*Records provided:*
┌──
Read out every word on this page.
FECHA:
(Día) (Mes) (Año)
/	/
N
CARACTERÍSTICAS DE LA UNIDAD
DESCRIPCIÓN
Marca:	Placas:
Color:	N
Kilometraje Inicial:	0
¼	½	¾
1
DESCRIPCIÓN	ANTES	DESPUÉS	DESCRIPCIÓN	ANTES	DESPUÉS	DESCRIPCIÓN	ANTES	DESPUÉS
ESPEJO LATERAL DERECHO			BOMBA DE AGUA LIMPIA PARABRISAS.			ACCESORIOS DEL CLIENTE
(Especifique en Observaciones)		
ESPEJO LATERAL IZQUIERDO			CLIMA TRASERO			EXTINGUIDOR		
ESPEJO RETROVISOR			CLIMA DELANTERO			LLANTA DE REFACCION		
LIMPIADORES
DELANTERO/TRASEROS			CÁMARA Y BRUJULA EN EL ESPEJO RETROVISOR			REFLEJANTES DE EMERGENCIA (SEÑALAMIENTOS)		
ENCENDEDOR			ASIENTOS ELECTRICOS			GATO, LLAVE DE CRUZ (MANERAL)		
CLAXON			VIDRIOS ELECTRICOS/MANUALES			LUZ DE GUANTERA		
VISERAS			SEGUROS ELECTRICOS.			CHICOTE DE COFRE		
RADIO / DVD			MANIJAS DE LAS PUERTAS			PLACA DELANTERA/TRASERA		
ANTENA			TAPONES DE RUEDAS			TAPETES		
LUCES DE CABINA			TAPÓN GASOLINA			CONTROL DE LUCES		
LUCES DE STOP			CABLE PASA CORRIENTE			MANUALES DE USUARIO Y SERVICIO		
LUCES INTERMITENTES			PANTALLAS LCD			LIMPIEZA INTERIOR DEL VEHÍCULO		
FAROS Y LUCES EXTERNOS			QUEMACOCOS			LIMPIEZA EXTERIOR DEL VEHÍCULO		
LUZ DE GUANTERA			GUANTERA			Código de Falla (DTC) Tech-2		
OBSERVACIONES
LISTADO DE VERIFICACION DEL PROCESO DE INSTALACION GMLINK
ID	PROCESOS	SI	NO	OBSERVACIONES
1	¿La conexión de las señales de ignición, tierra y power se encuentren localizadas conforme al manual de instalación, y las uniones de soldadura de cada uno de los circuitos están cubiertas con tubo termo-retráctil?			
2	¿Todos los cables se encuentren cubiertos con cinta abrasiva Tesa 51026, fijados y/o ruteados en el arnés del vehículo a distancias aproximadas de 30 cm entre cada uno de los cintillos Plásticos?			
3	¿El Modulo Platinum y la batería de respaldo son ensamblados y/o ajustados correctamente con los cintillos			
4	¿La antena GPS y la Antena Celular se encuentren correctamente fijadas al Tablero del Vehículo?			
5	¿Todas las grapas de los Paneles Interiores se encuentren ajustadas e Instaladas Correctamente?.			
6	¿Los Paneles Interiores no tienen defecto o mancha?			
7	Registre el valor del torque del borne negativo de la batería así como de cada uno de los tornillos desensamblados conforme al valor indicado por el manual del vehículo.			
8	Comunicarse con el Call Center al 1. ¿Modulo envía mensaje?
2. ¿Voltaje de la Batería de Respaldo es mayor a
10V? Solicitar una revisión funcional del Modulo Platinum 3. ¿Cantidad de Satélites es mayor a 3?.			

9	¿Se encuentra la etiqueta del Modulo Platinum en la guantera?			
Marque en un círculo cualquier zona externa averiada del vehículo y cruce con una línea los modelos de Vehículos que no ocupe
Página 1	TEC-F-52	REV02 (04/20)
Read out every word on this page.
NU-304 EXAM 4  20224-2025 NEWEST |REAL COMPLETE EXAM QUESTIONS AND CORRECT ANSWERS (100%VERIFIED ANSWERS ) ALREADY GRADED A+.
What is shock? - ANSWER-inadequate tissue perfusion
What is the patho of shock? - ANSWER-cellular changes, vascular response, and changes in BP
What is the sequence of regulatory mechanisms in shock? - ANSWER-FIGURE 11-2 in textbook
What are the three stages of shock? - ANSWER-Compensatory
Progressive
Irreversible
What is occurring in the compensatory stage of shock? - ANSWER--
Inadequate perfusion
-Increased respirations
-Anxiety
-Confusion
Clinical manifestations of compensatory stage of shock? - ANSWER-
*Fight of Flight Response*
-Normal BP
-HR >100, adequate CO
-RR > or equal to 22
└──
*Task statement:*
Where a line holds "ELECTRICOS", copy that line.

*Task answer:*
ENCENDEDOR			ASIENTOS ELECTRICOS			GATO, LLAVE DE CRUZ (MANERAL)		
CLAXON			VIDRIOS ELECTRICOS/MANUALES			LUZ DE GUANTERA		
VISERAS			SEGUROS ELECTRICOS.			CHICOTE DE COFRE		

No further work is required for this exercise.